-- begin Extracted entries --
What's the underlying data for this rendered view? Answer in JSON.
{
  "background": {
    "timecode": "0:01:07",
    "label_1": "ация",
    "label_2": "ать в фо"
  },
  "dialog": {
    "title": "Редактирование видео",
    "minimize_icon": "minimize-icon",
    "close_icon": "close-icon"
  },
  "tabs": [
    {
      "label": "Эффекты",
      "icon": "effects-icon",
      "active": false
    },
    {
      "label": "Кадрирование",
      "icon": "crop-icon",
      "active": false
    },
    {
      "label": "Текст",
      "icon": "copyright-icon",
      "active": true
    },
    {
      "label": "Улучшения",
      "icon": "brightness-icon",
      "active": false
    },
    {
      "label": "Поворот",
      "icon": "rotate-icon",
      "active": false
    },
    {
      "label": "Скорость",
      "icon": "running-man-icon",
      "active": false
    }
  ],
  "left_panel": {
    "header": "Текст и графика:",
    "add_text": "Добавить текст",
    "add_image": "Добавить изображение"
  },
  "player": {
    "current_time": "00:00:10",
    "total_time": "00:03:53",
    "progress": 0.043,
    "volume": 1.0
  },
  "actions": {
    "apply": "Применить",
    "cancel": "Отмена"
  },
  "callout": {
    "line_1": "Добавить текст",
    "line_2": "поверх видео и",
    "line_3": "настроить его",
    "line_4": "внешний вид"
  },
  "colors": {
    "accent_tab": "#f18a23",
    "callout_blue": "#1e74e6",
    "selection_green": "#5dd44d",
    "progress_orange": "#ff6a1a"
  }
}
-- end Extracted entries --
• Directions
Restate every entry word for word.

• Task answer
What's the underlying data for this rendered view? Answer in JSON.
{
  "background": {
    "timecode": "0:01:07",
    "label_1": "ация",
    "label_2": "ать в фо"
  },
  "dialog": {
    "title": "Редактирование видео",
    "minimize_icon": "minimize-icon",
    "close_icon": "close-icon"
  },
  "tabs": [
    {
      "label": "Эффекты",
      "icon": "effects-icon",
      "active": false
    },
    {
      "label": "Кадрирование",
      "icon": "crop-icon",
      "active": false
    },
    {
      "label": "Текст",
      "icon": "copyright-icon",
      "active": true
    },
    {
      "label": "Улучшения",
      "icon": "brightness-icon",
      "active": false
    },
    {
      "label": "Поворот",
      "icon": "rotate-icon",
      "active": false
    },
    {
      "label": "Скорость",
      "icon": "running-man-icon",
      "active": false
    }
  ],
  "left_panel": {
    "header": "Текст и графика:",
    "add_text": "Добавить текст",
    "add_image": "Добавить изображение"
  },
  "player": {
    "current_time": "00:00:10",
    "total_time": "00:03:53",
    "progress": 0.043,
    "volume": 1.0
  },
  "actions": {
    "apply": "Применить",
    "cancel": "Отмена"
  },
  "callout": {
    "line_1": "Добавить текст",
    "line_2": "поверх видео и",
    "line_3": "настроить его",
    "line_4": "внешний вид"
  },
  "colors": {
    "accent_tab": "#f18a23",
    "callout_blue": "#1e74e6",
    "selection_green": "#5dd44d",
    "progress_orange": "#ff6a1a"
  }
}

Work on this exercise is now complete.